Exercise: Give back every line exactly as it appears, pictures excluded.

Stored data:
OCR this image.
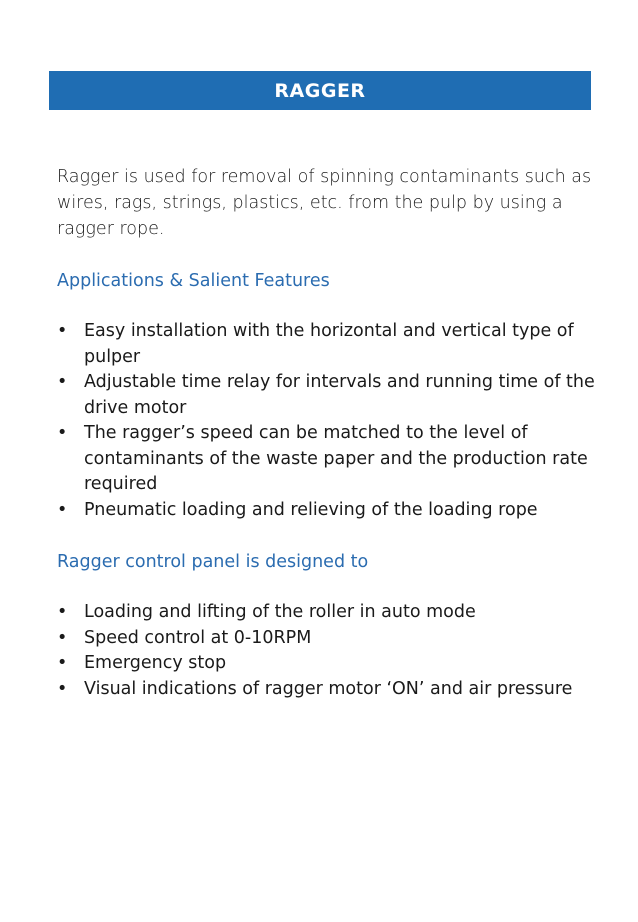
RAGGER

Ragger is used for removal of spinning contaminants such as wires, rags, strings, plastics, etc. from the pulp by using a ragger rope.

Applications & Salient Features
• Easy installation with the horizontal and vertical type of pulper
• Adjustable time relay for intervals and running time of the drive motor
• The ragger’s speed can be matched to the level of contaminants of the waste paper and the production rate required
• Pneumatic loading and relieving of the loading rope
Ragger control panel is designed to
• Loading and lifting of the roller in auto mode
• Speed control at 0-10RPM
• Emergency stop
• Visual indications of ragger motor ‘ON’ and air pressure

Exercise output:
OCR this image.
RAGGER

Ragger is used for removal of spinning contaminants such as wires, rags, strings, plastics, etc. from the pulp by using a ragger rope.

Applications & Salient Features
• Easy installation with the horizontal and vertical type of pulper
• Adjustable time relay for intervals and running time of the drive motor
• The ragger’s speed can be matched to the level of contaminants of the waste paper and the production rate required
• Pneumatic loading and relieving of the loading rope
Ragger control panel is designed to
• Loading and lifting of the roller in auto mode
• Speed control at 0-10RPM
• Emergency stop
• Visual indications of ragger motor ‘ON’ and air pressure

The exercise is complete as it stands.